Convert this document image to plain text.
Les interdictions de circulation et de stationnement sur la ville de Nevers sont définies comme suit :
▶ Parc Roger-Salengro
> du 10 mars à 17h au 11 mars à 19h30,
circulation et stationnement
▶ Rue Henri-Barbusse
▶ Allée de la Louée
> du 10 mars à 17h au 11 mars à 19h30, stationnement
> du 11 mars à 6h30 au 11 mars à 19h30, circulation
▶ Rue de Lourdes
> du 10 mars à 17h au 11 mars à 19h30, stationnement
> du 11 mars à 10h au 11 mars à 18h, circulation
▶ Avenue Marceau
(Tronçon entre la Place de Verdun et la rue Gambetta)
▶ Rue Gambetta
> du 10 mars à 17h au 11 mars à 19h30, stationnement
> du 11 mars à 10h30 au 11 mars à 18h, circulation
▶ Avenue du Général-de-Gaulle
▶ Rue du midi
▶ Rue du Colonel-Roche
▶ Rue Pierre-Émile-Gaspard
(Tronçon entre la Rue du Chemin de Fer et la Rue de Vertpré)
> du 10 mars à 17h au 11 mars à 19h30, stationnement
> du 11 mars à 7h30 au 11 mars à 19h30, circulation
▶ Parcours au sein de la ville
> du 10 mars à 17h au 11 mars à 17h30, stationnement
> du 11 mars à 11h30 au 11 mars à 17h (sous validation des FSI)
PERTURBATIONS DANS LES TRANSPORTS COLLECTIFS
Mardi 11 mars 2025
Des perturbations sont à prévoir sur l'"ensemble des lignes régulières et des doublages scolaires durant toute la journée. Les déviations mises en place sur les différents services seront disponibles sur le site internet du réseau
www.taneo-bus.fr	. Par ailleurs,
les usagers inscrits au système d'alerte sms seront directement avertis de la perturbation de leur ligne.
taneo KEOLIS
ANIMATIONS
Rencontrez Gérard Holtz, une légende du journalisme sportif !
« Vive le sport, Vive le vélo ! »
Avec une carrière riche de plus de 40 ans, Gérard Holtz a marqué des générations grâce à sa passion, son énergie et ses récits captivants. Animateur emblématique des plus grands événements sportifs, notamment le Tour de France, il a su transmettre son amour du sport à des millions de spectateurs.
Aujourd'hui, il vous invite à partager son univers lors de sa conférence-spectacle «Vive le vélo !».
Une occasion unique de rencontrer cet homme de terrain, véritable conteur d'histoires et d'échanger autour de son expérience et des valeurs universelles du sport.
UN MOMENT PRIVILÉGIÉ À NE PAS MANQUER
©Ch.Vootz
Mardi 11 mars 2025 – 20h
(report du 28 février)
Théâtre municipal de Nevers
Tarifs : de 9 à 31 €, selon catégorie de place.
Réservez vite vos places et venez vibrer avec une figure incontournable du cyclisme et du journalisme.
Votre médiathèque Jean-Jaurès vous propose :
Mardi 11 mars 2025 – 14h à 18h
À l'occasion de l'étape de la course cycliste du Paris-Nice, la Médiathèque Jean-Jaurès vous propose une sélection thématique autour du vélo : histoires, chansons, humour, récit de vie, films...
****************
_Task instructions_
Take the lines above and print them exactly.

_Solution for this task_
Convert this document image to plain text.
Les interdictions de circulation et de stationnement sur la ville de Nevers sont définies comme suit :
▶ Parc Roger-Salengro
> du 10 mars à 17h au 11 mars à 19h30,
circulation et stationnement
▶ Rue Henri-Barbusse
▶ Allée de la Louée
> du 10 mars à 17h au 11 mars à 19h30, stationnement
> du 11 mars à 6h30 au 11 mars à 19h30, circulation
▶ Rue de Lourdes
> du 10 mars à 17h au 11 mars à 19h30, stationnement
> du 11 mars à 10h au 11 mars à 18h, circulation
▶ Avenue Marceau
(Tronçon entre la Place de Verdun et la rue Gambetta)
▶ Rue Gambetta
> du 10 mars à 17h au 11 mars à 19h30, stationnement
> du 11 mars à 10h30 au 11 mars à 18h, circulation
▶ Avenue du Général-de-Gaulle
▶ Rue du midi
▶ Rue du Colonel-Roche
▶ Rue Pierre-Émile-Gaspard
(Tronçon entre la Rue du Chemin de Fer et la Rue de Vertpré)
> du 10 mars à 17h au 11 mars à 19h30, stationnement
> du 11 mars à 7h30 au 11 mars à 19h30, circulation
▶ Parcours au sein de la ville
> du 10 mars à 17h au 11 mars à 17h30, stationnement
> du 11 mars à 11h30 au 11 mars à 17h (sous validation des FSI)
PERTURBATIONS DANS LES TRANSPORTS COLLECTIFS
Mardi 11 mars 2025
Des perturbations sont à prévoir sur l'"ensemble des lignes régulières et des doublages scolaires durant toute la journée. Les déviations mises en place sur les différents services seront disponibles sur le site internet du réseau
www.taneo-bus.fr	. Par ailleurs,
les usagers inscrits au système d'alerte sms seront directement avertis de la perturbation de leur ligne.
taneo KEOLIS
ANIMATIONS
Rencontrez Gérard Holtz, une légende du journalisme sportif !
« Vive le sport, Vive le vélo ! »
Avec une carrière riche de plus de 40 ans, Gérard Holtz a marqué des générations grâce à sa passion, son énergie et ses récits captivants. Animateur emblématique des plus grands événements sportifs, notamment le Tour de France, il a su transmettre son amour du sport à des millions de spectateurs.
Aujourd'hui, il vous invite à partager son univers lors de sa conférence-spectacle «Vive le vélo !».
Une occasion unique de rencontrer cet homme de terrain, véritable conteur d'histoires et d'échanger autour de son expérience et des valeurs universelles du sport.
UN MOMENT PRIVILÉGIÉ À NE PAS MANQUER
©Ch.Vootz
Mardi 11 mars 2025 – 20h
(report du 28 février)
Théâtre municipal de Nevers
Tarifs : de 9 à 31 €, selon catégorie de place.
Réservez vite vos places et venez vibrer avec une figure incontournable du cyclisme et du journalisme.
Votre médiathèque Jean-Jaurès vous propose :
Mardi 11 mars 2025 – 14h à 18h
À l'occasion de l'étape de la course cycliste du Paris-Nice, la Médiathèque Jean-Jaurès vous propose une sélection thématique autour du vélo : histoires, chansons, humour, récit de vie, films...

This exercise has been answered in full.